# STATED GOAL
Repeat each line exactly, leaving nothing out.

# EXERCISE INPUT

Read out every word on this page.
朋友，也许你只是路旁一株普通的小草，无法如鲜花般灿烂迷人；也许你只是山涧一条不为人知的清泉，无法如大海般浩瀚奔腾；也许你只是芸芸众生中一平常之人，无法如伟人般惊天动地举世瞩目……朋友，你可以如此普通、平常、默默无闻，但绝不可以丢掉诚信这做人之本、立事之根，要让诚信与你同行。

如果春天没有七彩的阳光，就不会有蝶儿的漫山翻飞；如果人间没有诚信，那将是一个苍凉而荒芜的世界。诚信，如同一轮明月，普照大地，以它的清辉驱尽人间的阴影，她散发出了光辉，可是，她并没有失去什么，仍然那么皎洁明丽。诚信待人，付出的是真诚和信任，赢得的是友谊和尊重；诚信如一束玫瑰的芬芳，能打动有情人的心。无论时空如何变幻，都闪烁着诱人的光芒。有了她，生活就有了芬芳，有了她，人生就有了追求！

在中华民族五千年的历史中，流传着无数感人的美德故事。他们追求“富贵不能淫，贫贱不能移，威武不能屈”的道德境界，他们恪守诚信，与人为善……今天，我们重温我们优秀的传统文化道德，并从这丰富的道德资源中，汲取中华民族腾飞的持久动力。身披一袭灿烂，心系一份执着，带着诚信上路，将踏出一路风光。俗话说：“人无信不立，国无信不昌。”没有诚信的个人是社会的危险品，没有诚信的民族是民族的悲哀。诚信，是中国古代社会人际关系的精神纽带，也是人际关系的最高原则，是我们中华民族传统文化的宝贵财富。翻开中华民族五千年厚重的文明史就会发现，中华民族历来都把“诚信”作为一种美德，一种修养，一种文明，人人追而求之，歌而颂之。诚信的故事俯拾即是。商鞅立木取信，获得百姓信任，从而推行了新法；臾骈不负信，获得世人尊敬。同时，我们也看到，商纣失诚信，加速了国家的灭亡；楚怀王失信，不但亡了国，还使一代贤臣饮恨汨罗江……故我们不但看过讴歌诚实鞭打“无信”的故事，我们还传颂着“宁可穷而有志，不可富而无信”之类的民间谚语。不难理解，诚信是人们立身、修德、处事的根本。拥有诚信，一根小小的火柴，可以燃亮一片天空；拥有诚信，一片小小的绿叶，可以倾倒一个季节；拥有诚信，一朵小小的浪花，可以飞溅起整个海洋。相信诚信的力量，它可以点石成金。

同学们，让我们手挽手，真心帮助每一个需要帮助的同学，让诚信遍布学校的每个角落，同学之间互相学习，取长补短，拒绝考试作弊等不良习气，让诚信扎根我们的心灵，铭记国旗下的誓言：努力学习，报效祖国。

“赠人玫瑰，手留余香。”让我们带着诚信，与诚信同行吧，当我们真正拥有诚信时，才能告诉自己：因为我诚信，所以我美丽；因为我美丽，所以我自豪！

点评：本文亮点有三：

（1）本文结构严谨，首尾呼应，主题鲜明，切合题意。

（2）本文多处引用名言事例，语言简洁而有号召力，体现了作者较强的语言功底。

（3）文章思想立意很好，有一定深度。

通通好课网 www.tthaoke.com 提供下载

# SOLUTION
Read out every word on this page.
朋友，也许你只是路旁一株普通的小草，无法如鲜花般灿烂迷人；也许你只是山涧一条不为人知的清泉，无法如大海般浩瀚奔腾；也许你只是芸芸众生中一平常之人，无法如伟人般惊天动地举世瞩目……朋友，你可以如此普通、平常、默默无闻，但绝不可以丢掉诚信这做人之本、立事之根，要让诚信与你同行。

如果春天没有七彩的阳光，就不会有蝶儿的漫山翻飞；如果人间没有诚信，那将是一个苍凉而荒芜的世界。诚信，如同一轮明月，普照大地，以它的清辉驱尽人间的阴影，她散发出了光辉，可是，她并没有失去什么，仍然那么皎洁明丽。诚信待人，付出的是真诚和信任，赢得的是友谊和尊重；诚信如一束玫瑰的芬芳，能打动有情人的心。无论时空如何变幻，都闪烁着诱人的光芒。有了她，生活就有了芬芳，有了她，人生就有了追求！

在中华民族五千年的历史中，流传着无数感人的美德故事。他们追求“富贵不能淫，贫贱不能移，威武不能屈”的道德境界，他们恪守诚信，与人为善……今天，我们重温我们优秀的传统文化道德，并从这丰富的道德资源中，汲取中华民族腾飞的持久动力。身披一袭灿烂，心系一份执着，带着诚信上路，将踏出一路风光。俗话说：“人无信不立，国无信不昌。”没有诚信的个人是社会的危险品，没有诚信的民族是民族的悲哀。诚信，是中国古代社会人际关系的精神纽带，也是人际关系的最高原则，是我们中华民族传统文化的宝贵财富。翻开中华民族五千年厚重的文明史就会发现，中华民族历来都把“诚信”作为一种美德，一种修养，一种文明，人人追而求之，歌而颂之。诚信的故事俯拾即是。商鞅立木取信，获得百姓信任，从而推行了新法；臾骈不负信，获得世人尊敬。同时，我们也看到，商纣失诚信，加速了国家的灭亡；楚怀王失信，不但亡了国，还使一代贤臣饮恨汨罗江……故我们不但看过讴歌诚实鞭打“无信”的故事，我们还传颂着“宁可穷而有志，不可富而无信”之类的民间谚语。不难理解，诚信是人们立身、修德、处事的根本。拥有诚信，一根小小的火柴，可以燃亮一片天空；拥有诚信，一片小小的绿叶，可以倾倒一个季节；拥有诚信，一朵小小的浪花，可以飞溅起整个海洋。相信诚信的力量，它可以点石成金。

同学们，让我们手挽手，真心帮助每一个需要帮助的同学，让诚信遍布学校的每个角落，同学之间互相学习，取长补短，拒绝考试作弊等不良习气，让诚信扎根我们的心灵，铭记国旗下的誓言：努力学习，报效祖国。

“赠人玫瑰，手留余香。”让我们带着诚信，与诚信同行吧，当我们真正拥有诚信时，才能告诉自己：因为我诚信，所以我美丽；因为我美丽，所以我自豪！

点评：本文亮点有三：

（1）本文结构严谨，首尾呼应，主题鲜明，切合题意。

（2）本文多处引用名言事例，语言简洁而有号召力，体现了作者较强的语言功底。

（3）文章思想立意很好，有一定深度。

通通好课网 www.tthaoke.com 提供下载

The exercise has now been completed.